--- Task prompt ---
Emit the entire listing verbatim.

************

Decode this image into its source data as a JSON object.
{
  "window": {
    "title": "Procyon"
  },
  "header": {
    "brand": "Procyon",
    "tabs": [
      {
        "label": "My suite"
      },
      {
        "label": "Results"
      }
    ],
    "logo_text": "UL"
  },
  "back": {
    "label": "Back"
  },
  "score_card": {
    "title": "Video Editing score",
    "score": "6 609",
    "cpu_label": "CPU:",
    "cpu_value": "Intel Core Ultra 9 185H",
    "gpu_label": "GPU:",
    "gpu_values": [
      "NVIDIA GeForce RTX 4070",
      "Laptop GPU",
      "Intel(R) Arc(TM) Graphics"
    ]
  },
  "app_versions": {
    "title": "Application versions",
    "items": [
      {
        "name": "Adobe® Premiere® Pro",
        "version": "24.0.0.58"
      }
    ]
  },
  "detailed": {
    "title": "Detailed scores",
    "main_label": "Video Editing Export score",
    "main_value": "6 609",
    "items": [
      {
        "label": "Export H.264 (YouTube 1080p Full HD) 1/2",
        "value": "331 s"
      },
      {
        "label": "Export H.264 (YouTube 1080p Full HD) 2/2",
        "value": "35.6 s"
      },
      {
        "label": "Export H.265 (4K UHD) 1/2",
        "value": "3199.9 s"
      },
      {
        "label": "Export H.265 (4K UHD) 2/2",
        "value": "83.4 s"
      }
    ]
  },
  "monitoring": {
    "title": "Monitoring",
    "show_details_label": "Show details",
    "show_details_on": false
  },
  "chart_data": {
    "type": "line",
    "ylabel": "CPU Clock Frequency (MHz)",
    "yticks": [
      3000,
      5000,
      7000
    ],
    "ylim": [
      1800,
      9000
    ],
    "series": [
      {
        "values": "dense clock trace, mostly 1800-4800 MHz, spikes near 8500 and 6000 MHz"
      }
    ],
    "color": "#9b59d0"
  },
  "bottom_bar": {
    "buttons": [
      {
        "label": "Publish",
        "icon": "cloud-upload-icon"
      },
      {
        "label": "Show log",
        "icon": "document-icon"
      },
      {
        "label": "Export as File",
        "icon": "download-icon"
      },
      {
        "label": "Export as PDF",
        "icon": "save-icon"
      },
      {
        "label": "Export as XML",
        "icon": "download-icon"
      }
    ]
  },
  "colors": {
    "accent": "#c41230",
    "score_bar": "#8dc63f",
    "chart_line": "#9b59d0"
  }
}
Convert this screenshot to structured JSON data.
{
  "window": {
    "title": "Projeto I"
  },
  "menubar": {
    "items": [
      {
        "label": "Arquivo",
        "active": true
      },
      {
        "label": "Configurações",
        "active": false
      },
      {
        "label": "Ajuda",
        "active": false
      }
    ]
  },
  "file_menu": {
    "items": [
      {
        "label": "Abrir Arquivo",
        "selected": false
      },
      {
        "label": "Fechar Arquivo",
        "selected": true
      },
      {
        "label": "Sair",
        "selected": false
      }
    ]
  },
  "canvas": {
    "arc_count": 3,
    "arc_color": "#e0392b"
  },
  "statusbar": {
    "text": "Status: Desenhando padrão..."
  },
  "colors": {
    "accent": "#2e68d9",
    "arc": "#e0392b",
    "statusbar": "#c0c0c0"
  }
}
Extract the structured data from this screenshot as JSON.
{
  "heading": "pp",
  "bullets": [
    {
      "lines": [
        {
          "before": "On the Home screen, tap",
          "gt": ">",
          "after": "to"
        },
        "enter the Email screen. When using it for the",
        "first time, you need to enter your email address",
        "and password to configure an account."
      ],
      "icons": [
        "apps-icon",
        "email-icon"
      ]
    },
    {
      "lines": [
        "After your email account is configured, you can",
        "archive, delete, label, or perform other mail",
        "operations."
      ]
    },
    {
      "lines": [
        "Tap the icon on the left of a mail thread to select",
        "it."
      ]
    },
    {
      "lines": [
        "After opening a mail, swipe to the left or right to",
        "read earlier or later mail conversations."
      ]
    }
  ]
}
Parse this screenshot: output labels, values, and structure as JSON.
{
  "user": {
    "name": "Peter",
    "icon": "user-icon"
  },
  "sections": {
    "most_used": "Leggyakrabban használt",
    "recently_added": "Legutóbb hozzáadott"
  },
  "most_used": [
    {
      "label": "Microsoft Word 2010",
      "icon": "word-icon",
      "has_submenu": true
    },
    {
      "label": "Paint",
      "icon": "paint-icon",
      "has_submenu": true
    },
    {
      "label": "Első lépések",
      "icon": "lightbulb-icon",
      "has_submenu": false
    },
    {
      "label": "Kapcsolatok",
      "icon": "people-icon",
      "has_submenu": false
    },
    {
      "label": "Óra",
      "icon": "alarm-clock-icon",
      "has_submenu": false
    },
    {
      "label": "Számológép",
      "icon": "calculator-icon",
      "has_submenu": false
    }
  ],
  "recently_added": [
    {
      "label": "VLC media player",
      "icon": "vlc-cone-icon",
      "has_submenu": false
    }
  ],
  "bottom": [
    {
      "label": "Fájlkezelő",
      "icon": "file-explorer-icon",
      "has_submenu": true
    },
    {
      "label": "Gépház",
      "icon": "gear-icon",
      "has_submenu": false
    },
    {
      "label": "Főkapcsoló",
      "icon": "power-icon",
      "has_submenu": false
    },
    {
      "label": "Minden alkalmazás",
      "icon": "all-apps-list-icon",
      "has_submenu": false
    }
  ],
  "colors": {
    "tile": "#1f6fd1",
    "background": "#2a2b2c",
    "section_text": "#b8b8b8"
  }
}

************

--- The response ---
Decode this image into its source data as a JSON object.
{
  "window": {
    "title": "Procyon"
  },
  "header": {
    "brand": "Procyon",
    "tabs": [
      {
        "label": "My suite"
      },
      {
        "label": "Results"
      }
    ],
    "logo_text": "UL"
  },
  "back": {
    "label": "Back"
  },
  "score_card": {
    "title": "Video Editing score",
    "score": "6 609",
    "cpu_label": "CPU:",
    "cpu_value": "Intel Core Ultra 9 185H",
    "gpu_label": "GPU:",
    "gpu_values": [
      "NVIDIA GeForce RTX 4070",
      "Laptop GPU",
      "Intel(R) Arc(TM) Graphics"
    ]
  },
  "app_versions": {
    "title": "Application versions",
    "items": [
      {
        "name": "Adobe® Premiere® Pro",
        "version": "24.0.0.58"
      }
    ]
  },
  "detailed": {
    "title": "Detailed scores",
    "main_label": "Video Editing Export score",
    "main_value": "6 609",
    "items": [
      {
        "label": "Export H.264 (YouTube 1080p Full HD) 1/2",
        "value": "331 s"
      },
      {
        "label": "Export H.264 (YouTube 1080p Full HD) 2/2",
        "value": "35.6 s"
      },
      {
        "label": "Export H.265 (4K UHD) 1/2",
        "value": "3199.9 s"
      },
      {
        "label": "Export H.265 (4K UHD) 2/2",
        "value": "83.4 s"
      }
    ]
  },
  "monitoring": {
    "title": "Monitoring",
    "show_details_label": "Show details",
    "show_details_on": false
  },
  "chart_data": {
    "type": "line",
    "ylabel": "CPU Clock Frequency (MHz)",
    "yticks": [
      3000,
      5000,
      7000
    ],
    "ylim": [
      1800,
      9000
    ],
    "series": [
      {
        "values": "dense clock trace, mostly 1800-4800 MHz, spikes near 8500 and 6000 MHz"
      }
    ],
    "color": "#9b59d0"
  },
  "bottom_bar": {
    "buttons": [
      {
        "label": "Publish",
        "icon": "cloud-upload-icon"
      },
      {
        "label": "Show log",
        "icon": "document-icon"
      },
      {
        "label": "Export as File",
        "icon": "download-icon"
      },
      {
        "label": "Export as PDF",
        "icon": "save-icon"
      },
      {
        "label": "Export as XML",
        "icon": "download-icon"
      }
    ]
  },
  "colors": {
    "accent": "#c41230",
    "score_bar": "#8dc63f",
    "chart_line": "#9b59d0"
  }
}
Convert this screenshot to structured JSON data.
{
  "window": {
    "title": "Projeto I"
  },
  "menubar": {
    "items": [
      {
        "label": "Arquivo",
        "active": true
      },
      {
        "label": "Configurações",
        "active": false
      },
      {
        "label": "Ajuda",
        "active": false
      }
    ]
  },
  "file_menu": {
    "items": [
      {
        "label": "Abrir Arquivo",
        "selected": false
      },
      {
        "label": "Fechar Arquivo",
        "selected": true
      },
      {
        "label": "Sair",
        "selected": false
      }
    ]
  },
  "canvas": {
    "arc_count": 3,
    "arc_color": "#e0392b"
  },
  "statusbar": {
    "text": "Status: Desenhando padrão..."
  },
  "colors": {
    "accent": "#2e68d9",
    "arc": "#e0392b",
    "statusbar": "#c0c0c0"
  }
}
Extract the structured data from this screenshot as JSON.
{
  "heading": "pp",
  "bullets": [
    {
      "lines": [
        {
          "before": "On the Home screen, tap",
          "gt": ">",
          "after": "to"
        },
        "enter the Email screen. When using it for the",
        "first time, you need to enter your email address",
        "and password to configure an account."
      ],
      "icons": [
        "apps-icon",
        "email-icon"
      ]
    },
    {
      "lines": [
        "After your email account is configured, you can",
        "archive, delete, label, or perform other mail",
        "operations."
      ]
    },
    {
      "lines": [
        "Tap the icon on the left of a mail thread to select",
        "it."
      ]
    },
    {
      "lines": [
        "After opening a mail, swipe to the left or right to",
        "read earlier or later mail conversations."
      ]
    }
  ]
}
Parse this screenshot: output labels, values, and structure as JSON.
{
  "user": {
    "name": "Peter",
    "icon": "user-icon"
  },
  "sections": {
    "most_used": "Leggyakrabban használt",
    "recently_added": "Legutóbb hozzáadott"
  },
  "most_used": [
    {
      "label": "Microsoft Word 2010",
      "icon": "word-icon",
      "has_submenu": true
    },
    {
      "label": "Paint",
      "icon": "paint-icon",
      "has_submenu": true
    },
    {
      "label": "Első lépések",
      "icon": "lightbulb-icon",
      "has_submenu": false
    },
    {
      "label": "Kapcsolatok",
      "icon": "people-icon",
      "has_submenu": false
    },
    {
      "label": "Óra",
      "icon": "alarm-clock-icon",
      "has_submenu": false
    },
    {
      "label": "Számológép",
      "icon": "calculator-icon",
      "has_submenu": false
    }
  ],
  "recently_added": [
    {
      "label": "VLC media player",
      "icon": "vlc-cone-icon",
      "has_submenu": false
    }
  ],
  "bottom": [
    {
      "label": "Fájlkezelő",
      "icon": "file-explorer-icon",
      "has_submenu": true
    },
    {
      "label": "Gépház",
      "icon": "gear-icon",
      "has_submenu": false
    },
    {
      "label": "Főkapcsoló",
      "icon": "power-icon",
      "has_submenu": false
    },
    {
      "label": "Minden alkalmazás",
      "icon": "all-apps-list-icon",
      "has_submenu": false
    }
  ],
  "colors": {
    "tile": "#1f6fd1",
    "background": "#2a2b2c",
    "section_text": "#b8b8b8"
  }
}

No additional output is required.